» **Stored entries**:
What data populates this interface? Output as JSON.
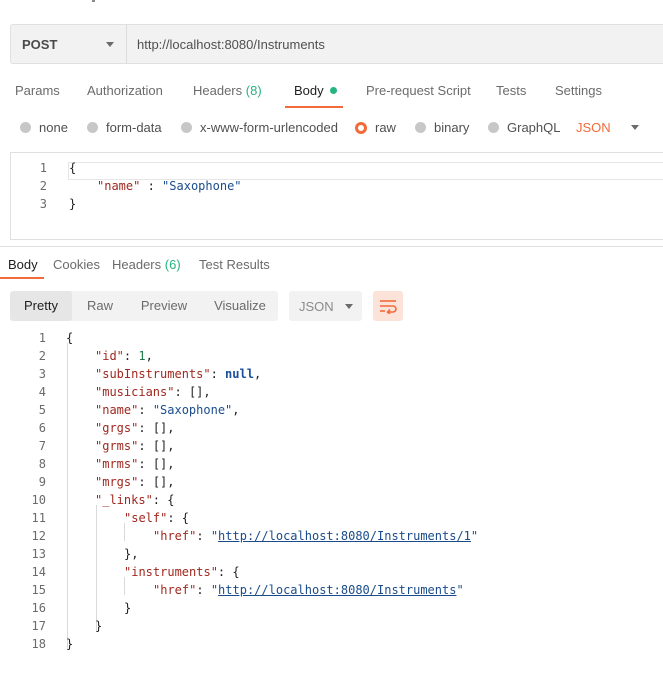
{
  "request": {
    "method": "POST",
    "url": "http://localhost:8080/Instruments"
  },
  "request_tabs": [
    {
      "label": "Params"
    },
    {
      "label": "Authorization"
    },
    {
      "label": "Headers",
      "count": "(8)"
    },
    {
      "label": "Body",
      "active": true
    },
    {
      "label": "Pre-request Script"
    },
    {
      "label": "Tests"
    },
    {
      "label": "Settings"
    }
  ],
  "body_types": [
    {
      "label": "none"
    },
    {
      "label": "form-data"
    },
    {
      "label": "x-www-form-urlencoded"
    },
    {
      "label": "raw",
      "checked": true
    },
    {
      "label": "binary"
    },
    {
      "label": "GraphQL"
    }
  ],
  "body_format": "JSON",
  "request_body": {
    "line_numbers": [
      "1",
      "2",
      "3"
    ],
    "open": "{",
    "key": "\"name\"",
    "sep": " : ",
    "value": "\"Saxophone\"",
    "close": "}"
  },
  "response_tabs": [
    {
      "label": "Body",
      "active": true
    },
    {
      "label": "Cookies"
    },
    {
      "label": "Headers",
      "count": "(6)"
    },
    {
      "label": "Test Results"
    }
  ],
  "response_views": [
    "Pretty",
    "Raw",
    "Preview",
    "Visualize"
  ],
  "response_format": "JSON",
  "response_body": {
    "line_numbers": [
      "1",
      "2",
      "3",
      "4",
      "5",
      "6",
      "7",
      "8",
      "9",
      "10",
      "11",
      "12",
      "13",
      "14",
      "15",
      "16",
      "17",
      "18"
    ],
    "id_key": "\"id\"",
    "id_val": "1",
    "sub_key": "\"subInstruments\"",
    "sub_val": "null",
    "mus_key": "\"musicians\"",
    "mus_val": "[]",
    "name_key": "\"name\"",
    "name_val": "\"Saxophone\"",
    "grgs_key": "\"grgs\"",
    "grgs_val": "[]",
    "grms_key": "\"grms\"",
    "grms_val": "[]",
    "mrms_key": "\"mrms\"",
    "mrms_val": "[]",
    "mrgs_key": "\"mrgs\"",
    "mrgs_val": "[]",
    "links_key": "\"_links\"",
    "self_key": "\"self\"",
    "href_key": "\"href\"",
    "self_href": "http://localhost:8080/Instruments/1",
    "inst_key": "\"instruments\"",
    "inst_href": "http://localhost:8080/Instruments"
  },
  "colors": {
    "accent": "#f26b3a",
    "count_green": "#26b47f",
    "json_key": "#a0281f",
    "json_string": "#1a4c8b"
  }
}
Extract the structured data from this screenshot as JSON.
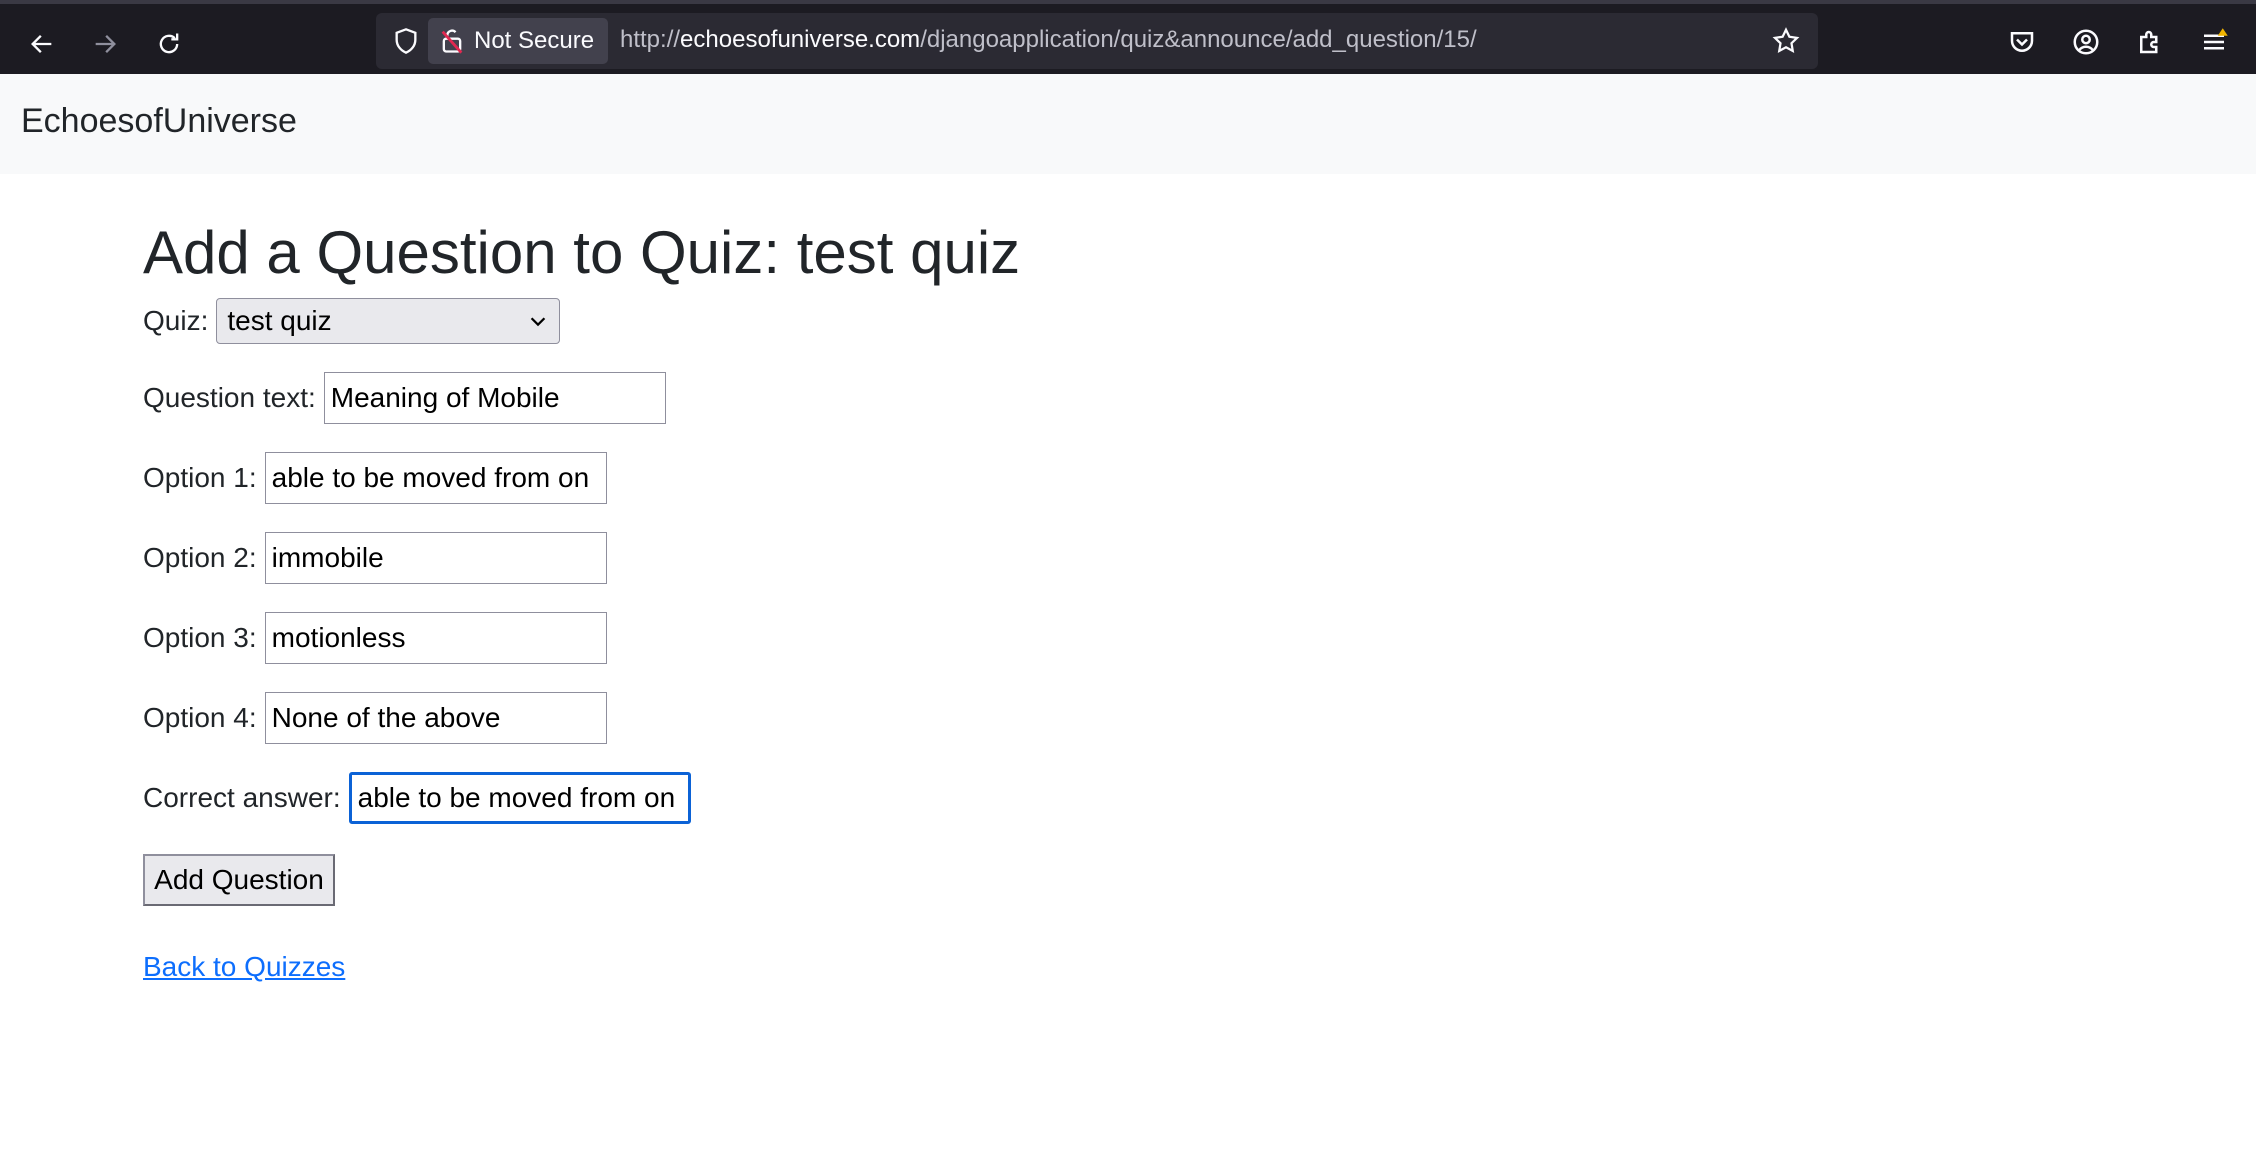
{
  "browser": {
    "security_label": "Not Secure",
    "url_prefix": "http://",
    "url_host": "echoesofuniverse.com",
    "url_path": "/djangoapplication/quiz&announce/add_question/15/",
    "colors": {
      "chrome_bg": "#1c1b22",
      "urlbar_bg": "#2b2a33",
      "warning_badge": "#f0b400"
    }
  },
  "navbar": {
    "brand": "EchoesofUniverse"
  },
  "page": {
    "title": "Add a Question to Quiz: test quiz",
    "form": {
      "quiz_label": "Quiz:",
      "quiz_selected": "test quiz",
      "question_label": "Question text:",
      "question_value": "Meaning of Mobile",
      "option1_label": "Option 1:",
      "option1_value": "able to be moved from on",
      "option2_label": "Option 2:",
      "option2_value": "immobile",
      "option3_label": "Option 3:",
      "option3_value": "motionless",
      "option4_label": "Option 4:",
      "option4_value": "None of the above",
      "correct_label": "Correct answer:",
      "correct_value": "able to be moved from on",
      "submit_label": "Add Question"
    },
    "back_link": "Back to Quizzes",
    "colors": {
      "link": "#0d6efd",
      "focus_ring": "#0b62d6",
      "navbar_bg": "#f8f9fa"
    }
  }
}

» **Exercise directions**:
Without including the pictures, reproduce all entries exactly.

» **Task output**:
What data populates this interface? Output as JSON.
{
  "request": {
    "method": "POST",
    "url": "http://localhost:8080/Instruments"
  },
  "request_tabs": [
    {
      "label": "Params"
    },
    {
      "label": "Authorization"
    },
    {
      "label": "Headers",
      "count": "(8)"
    },
    {
      "label": "Body",
      "active": true
    },
    {
      "label": "Pre-request Script"
    },
    {
      "label": "Tests"
    },
    {
      "label": "Settings"
    }
  ],
  "body_types": [
    {
      "label": "none"
    },
    {
      "label": "form-data"
    },
    {
      "label": "x-www-form-urlencoded"
    },
    {
      "label": "raw",
      "checked": true
    },
    {
      "label": "binary"
    },
    {
      "label": "GraphQL"
    }
  ],
  "body_format": "JSON",
  "request_body": {
    "line_numbers": [
      "1",
      "2",
      "3"
    ],
    "open": "{",
    "key": "\"name\"",
    "sep": " : ",
    "value": "\"Saxophone\"",
    "close": "}"
  },
  "response_tabs": [
    {
      "label": "Body",
      "active": true
    },
    {
      "label": "Cookies"
    },
    {
      "label": "Headers",
      "count": "(6)"
    },
    {
      "label": "Test Results"
    }
  ],
  "response_views": [
    "Pretty",
    "Raw",
    "Preview",
    "Visualize"
  ],
  "response_format": "JSON",
  "response_body": {
    "line_numbers": [
      "1",
      "2",
      "3",
      "4",
      "5",
      "6",
      "7",
      "8",
      "9",
      "10",
      "11",
      "12",
      "13",
      "14",
      "15",
      "16",
      "17",
      "18"
    ],
    "id_key": "\"id\"",
    "id_val": "1",
    "sub_key": "\"subInstruments\"",
    "sub_val": "null",
    "mus_key": "\"musicians\"",
    "mus_val": "[]",
    "name_key": "\"name\"",
    "name_val": "\"Saxophone\"",
    "grgs_key": "\"grgs\"",
    "grgs_val": "[]",
    "grms_key": "\"grms\"",
    "grms_val": "[]",
    "mrms_key": "\"mrms\"",
    "mrms_val": "[]",
    "mrgs_key": "\"mrgs\"",
    "mrgs_val": "[]",
    "links_key": "\"_links\"",
    "self_key": "\"self\"",
    "href_key": "\"href\"",
    "self_href": "http://localhost:8080/Instruments/1",
    "inst_key": "\"instruments\"",
    "inst_href": "http://localhost:8080/Instruments"
  },
  "colors": {
    "accent": "#f26b3a",
    "count_green": "#26b47f",
    "json_key": "#a0281f",
    "json_string": "#1a4c8b"
  }
}
Extract the structured data from this screenshot as JSON.
{
  "browser": {
    "security_label": "Not Secure",
    "url_prefix": "http://",
    "url_host": "echoesofuniverse.com",
    "url_path": "/djangoapplication/quiz&announce/add_question/15/",
    "colors": {
      "chrome_bg": "#1c1b22",
      "urlbar_bg": "#2b2a33",
      "warning_badge": "#f0b400"
    }
  },
  "navbar": {
    "brand": "EchoesofUniverse"
  },
  "page": {
    "title": "Add a Question to Quiz: test quiz",
    "form": {
      "quiz_label": "Quiz:",
      "quiz_selected": "test quiz",
      "question_label": "Question text:",
      "question_value": "Meaning of Mobile",
      "option1_label": "Option 1:",
      "option1_value": "able to be moved from on",
      "option2_label": "Option 2:",
      "option2_value": "immobile",
      "option3_label": "Option 3:",
      "option3_value": "motionless",
      "option4_label": "Option 4:",
      "option4_value": "None of the above",
      "correct_label": "Correct answer:",
      "correct_value": "able to be moved from on",
      "submit_label": "Add Question"
    },
    "back_link": "Back to Quizzes",
    "colors": {
      "link": "#0d6efd",
      "focus_ring": "#0b62d6",
      "navbar_bg": "#f8f9fa"
    }
  }
}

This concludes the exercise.